>> begin Recorded information

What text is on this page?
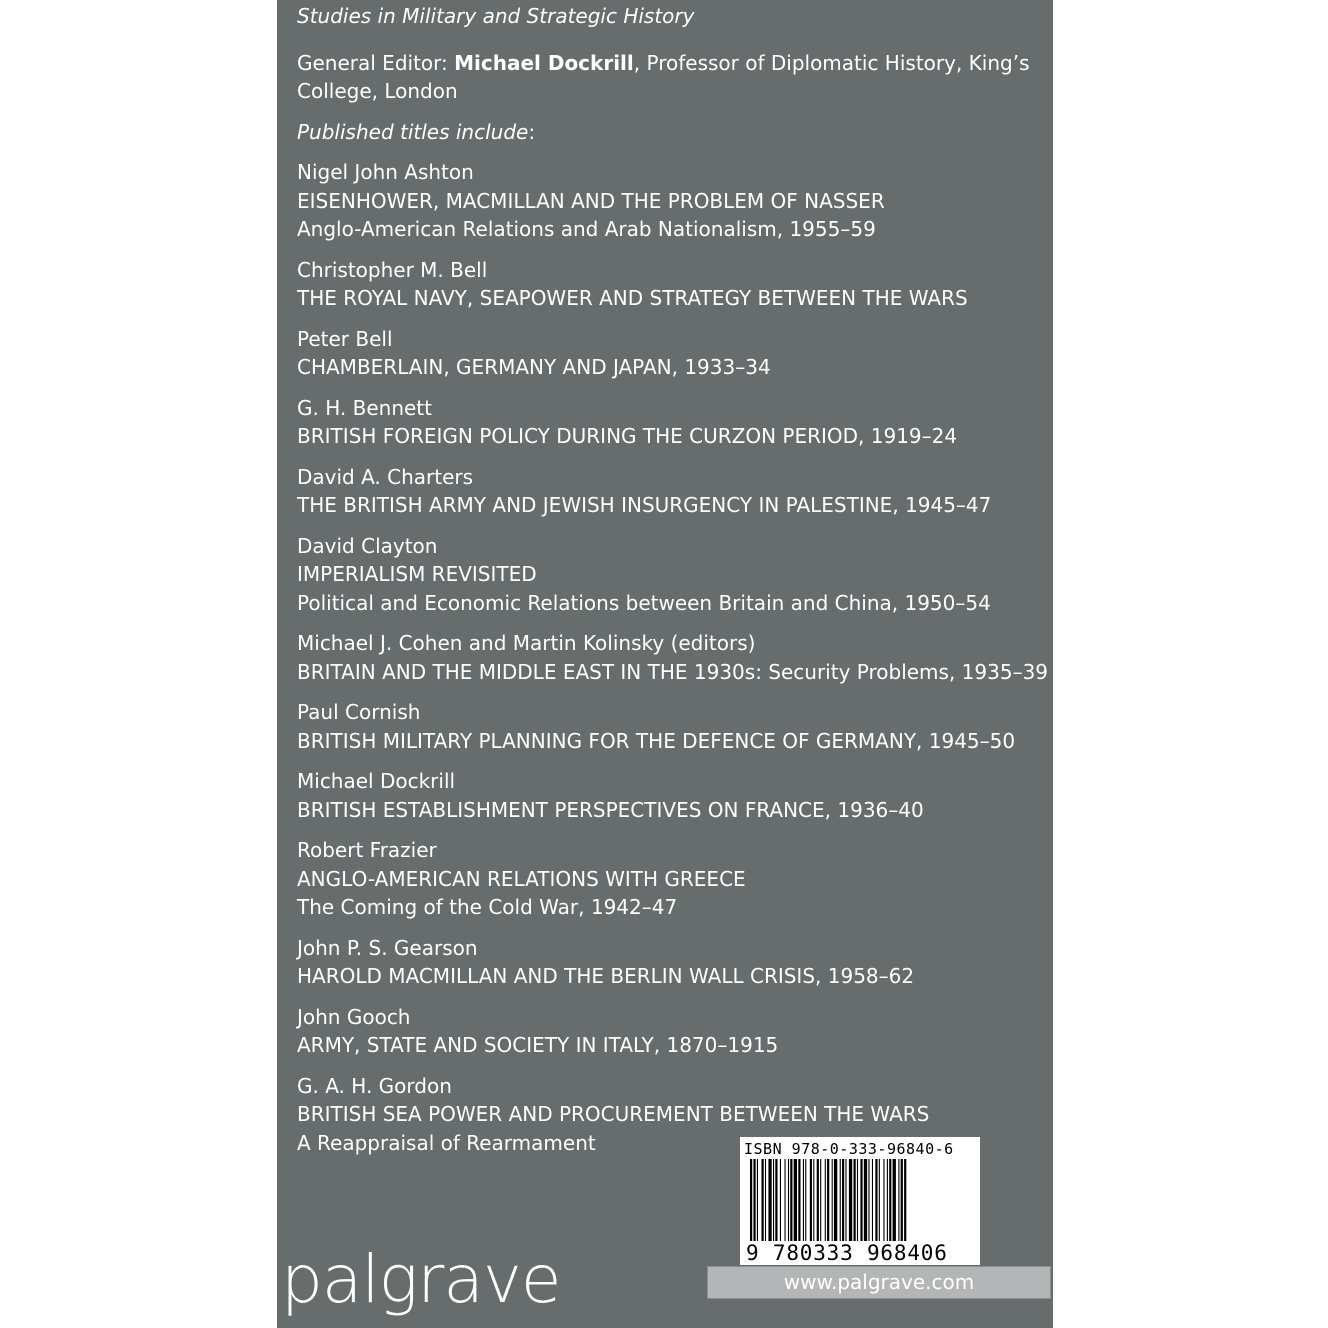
Studies in Military and Strategic History
General Editor: Michael Dockrill, Professor of Diplomatic History, King’s College, London
Published titles include:
Nigel John Ashton
EISENHOWER, MACMILLAN AND THE PROBLEM OF NASSER
Anglo-American Relations and Arab Nationalism, 1955–59
Christopher M. Bell
THE ROYAL NAVY, SEAPOWER AND STRATEGY BETWEEN THE WARS
Peter Bell
CHAMBERLAIN, GERMANY AND JAPAN, 1933–34
G. H. Bennett
BRITISH FOREIGN POLICY DURING THE CURZON PERIOD, 1919–24
David A. Charters
THE BRITISH ARMY AND JEWISH INSURGENCY IN PALESTINE, 1945–47
David Clayton
IMPERIALISM REVISITED
Political and Economic Relations between Britain and China, 1950–54
Michael J. Cohen and Martin Kolinsky (editors)
BRITAIN AND THE MIDDLE EAST IN THE 1930s: Security Problems, 1935–39
Paul Cornish
BRITISH MILITARY PLANNING FOR THE DEFENCE OF GERMANY, 1945–50
Michael Dockrill
BRITISH ESTABLISHMENT PERSPECTIVES ON FRANCE, 1936–40
Robert Frazier
ANGLO-AMERICAN RELATIONS WITH GREECE
The Coming of the Cold War, 1942–47
John P. S. Gearson
HAROLD MACMILLAN AND THE BERLIN WALL CRISIS, 1958–62
John Gooch
ARMY, STATE AND SOCIETY IN ITALY, 1870–1915
G. A. H. Gordon
BRITISH SEA POWER AND PROCUREMENT BETWEEN THE WARS
A Reappraisal of Rearmament	ISBN 978-0-333-96840-6
9 780333 968406
www.palgrave.com
palgrave
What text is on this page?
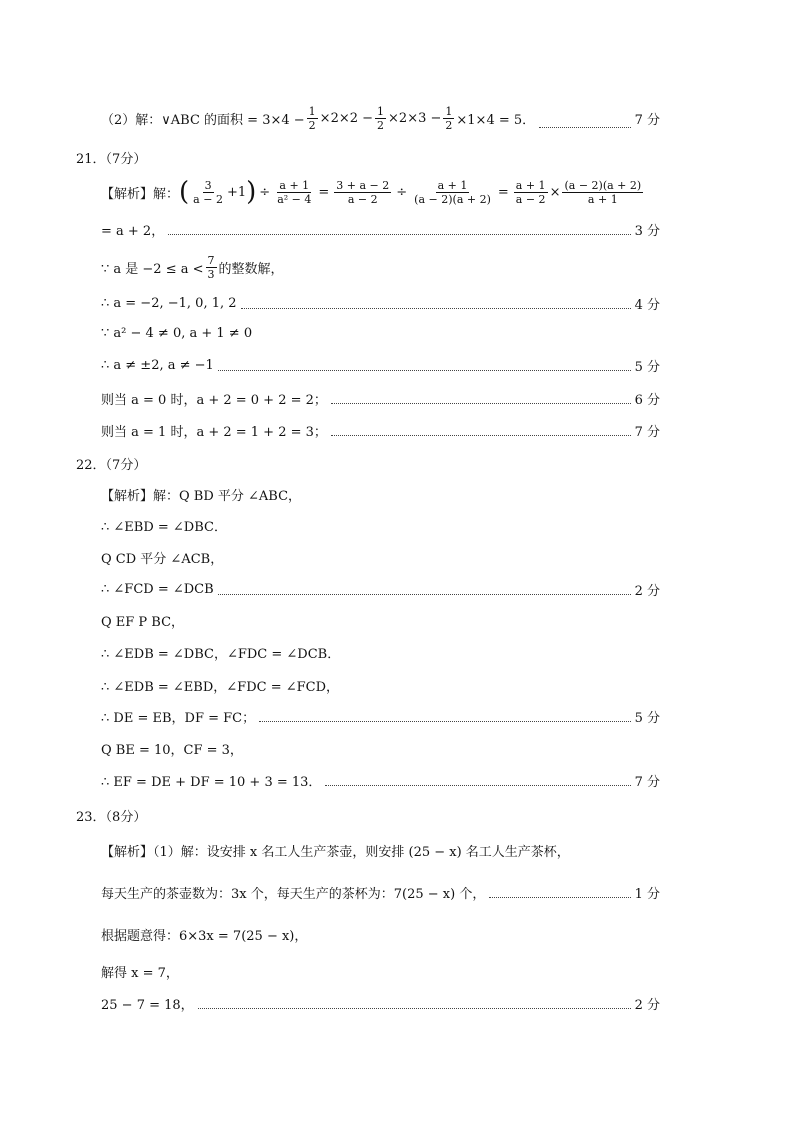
（2）解：∨ABC 的面积 = $3\times 4 - \frac{1}{2} \times 2\times 2 - \frac{1}{2} \times 2\times 3 - \frac{1}{2} \times 1\times 4 = 5$．	7 分
21．（7分）
【解析】解： ( $\frac{3}{a - 2} +1$ ) ÷ $\frac{a + 1}{\text{a² − 4}} = \frac{3 + a - 2}{a - 2} \div \frac{a + 1}{(a - 2)(a + 2)} = \frac{a + 1}{a - 2} \times \frac{(a - 2)(a + 2)}{a + 1}$
= a + 2，	3 分
∵ a 是 $-2 \le a < \frac{7}{3}$ 的整数解，
∴ a = −2, −1, 0, 1, 2	4 分
∵ a² − 4 ≠ 0, a + 1 ≠ 0
∴ a ≠ ±2, a ≠ −1	5 分
则当 a = 0 时，a + 2 = 0 + 2 = 2；	6 分
则当 a = 1 时，a + 2 = 1 + 2 = 3；	7 分
22．（7分）
【解析】解：Q BD 平分 ∠ABC，
∴ ∠EBD = ∠DBC．
Q CD 平分 ∠ACB，
∴ ∠FCD = ∠DCB	2 分
Q EF P BC，
∴ ∠EDB = ∠DBC，∠FDC = ∠DCB．
∴ ∠EDB = ∠EBD，∠FDC = ∠FCD，
∴ DE = EB，DF = FC；	5 分
Q BE = 10，CF = 3，
∴ EF = DE + DF = 10 + 3 = 13．	7 分
23．（8分）
【解析】（1）解：设安排 x 名工人生产茶壶，则安排 (25 − x) 名工人生产茶杯，
每天生产的茶壶数为：3x 个，每天生产的茶杯为：7(25 − x) 个，	1 分
根据题意得：6×3x = 7(25 − x)，
解得 x = 7，
25 − 7 = 18，	2 分
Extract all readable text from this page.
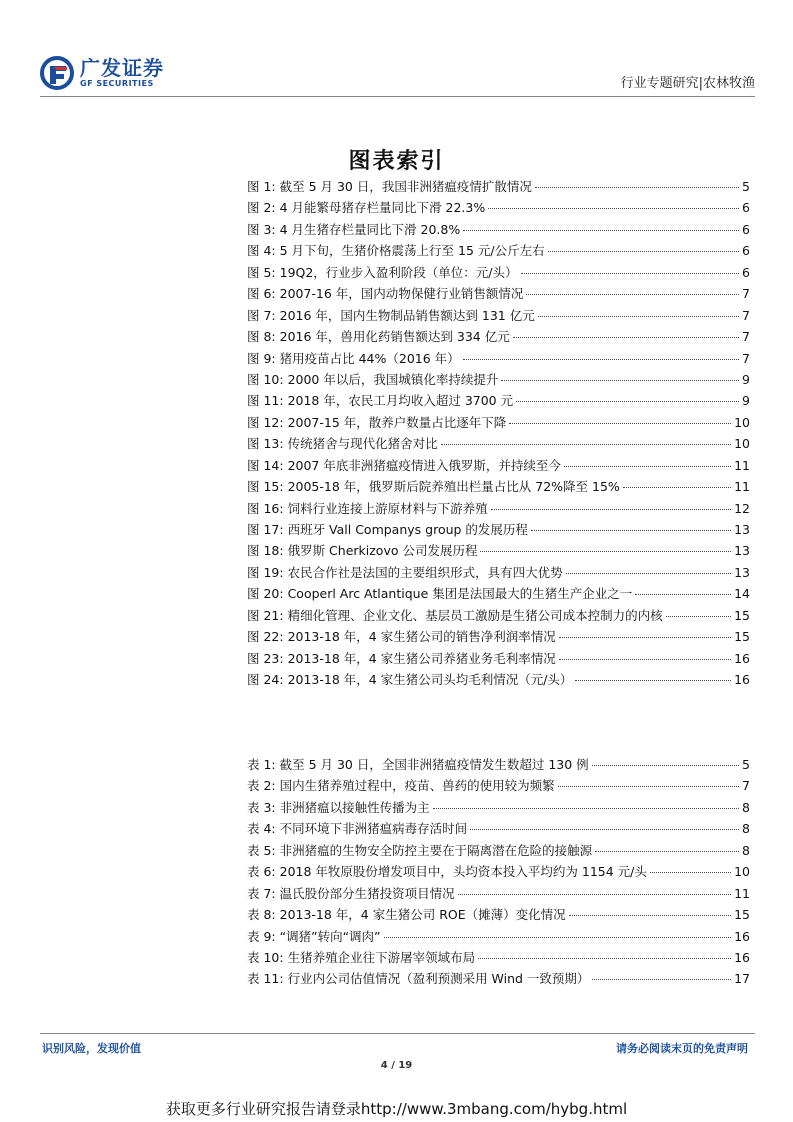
广发证券
GF SECURITIES	行业专题研究|农林牧渔
图表索引
图 1: 截至 5 月 30 日，我国非洲猪瘟疫情扩散情况	5
图 2: 4 月能繁母猪存栏量同比下滑 22.3%	6
图 3: 4 月生猪存栏量同比下滑 20.8%	6
图 4: 5 月下旬，生猪价格震荡上行至 15 元/公斤左右	6
图 5: 19Q2，行业步入盈利阶段（单位：元/头）	6
图 6: 2007-16 年，国内动物保健行业销售额情况	7
图 7: 2016 年，国内生物制品销售额达到 131 亿元	7
图 8: 2016 年，兽用化药销售额达到 334 亿元	7
图 9: 猪用疫苗占比 44%（2016 年）	7
图 10: 2000 年以后，我国城镇化率持续提升	9
图 11: 2018 年，农民工月均收入超过 3700 元	9
图 12: 2007-15 年，散养户数量占比逐年下降	10
图 13: 传统猪舍与现代化猪舍对比	10
图 14: 2007 年底非洲猪瘟疫情进入俄罗斯，并持续至今	11
图 15: 2005-18 年，俄罗斯后院养殖出栏量占比从 72%降至 15%	11
图 16: 饲料行业连接上游原材料与下游养殖	12
图 17: 西班牙 Vall Companys group 的发展历程	13
图 18: 俄罗斯 Cherkizovo 公司发展历程	13
图 19: 农民合作社是法国的主要组织形式，具有四大优势	13
图 20: Cooperl Arc Atlantique 集团是法国最大的生猪生产企业之一	14
图 21: 精细化管理、企业文化、基层员工激励是生猪公司成本控制力的内核	15
图 22: 2013-18 年，4 家生猪公司的销售净利润率情况	15
图 23: 2013-18 年，4 家生猪公司养猪业务毛利率情况	16
图 24: 2013-18 年，4 家生猪公司头均毛利情况（元/头）	16
表 1: 截至 5 月 30 日，全国非洲猪瘟疫情发生数超过 130 例	5
表 2: 国内生猪养殖过程中，疫苗、兽药的使用较为频繁	7
表 3: 非洲猪瘟以接触性传播为主	8
表 4: 不同环境下非洲猪瘟病毒存活时间	8
表 5: 非洲猪瘟的生物安全防控主要在于隔离潜在危险的接触源	8
表 6: 2018 年牧原股份增发项目中，头均资本投入平均约为 1154 元/头	10
表 7: 温氏股份部分生猪投资项目情况	11
表 8: 2013-18 年，4 家生猪公司 ROE（摊薄）变化情况	15
表 9: “调猪”转向“调肉”	16
表 10: 生猪养殖企业往下游屠宰领域布局	16
表 11: 行业内公司估值情况（盈利预测采用 Wind 一致预期）	17
识别风险，发现价值	请务必阅读末页的免责声明
4 / 19
获取更多行业研究报告请登录http://www.3mbang.com/hybg.html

>> end Recorded information

Given task:
Copy each line of the data above that holds "MACMILLAN".

Final result:
EISENHOWER, MACMILLAN AND THE PROBLEM OF NASSER
HAROLD MACMILLAN AND THE BERLIN WALL CRISIS, 1958–62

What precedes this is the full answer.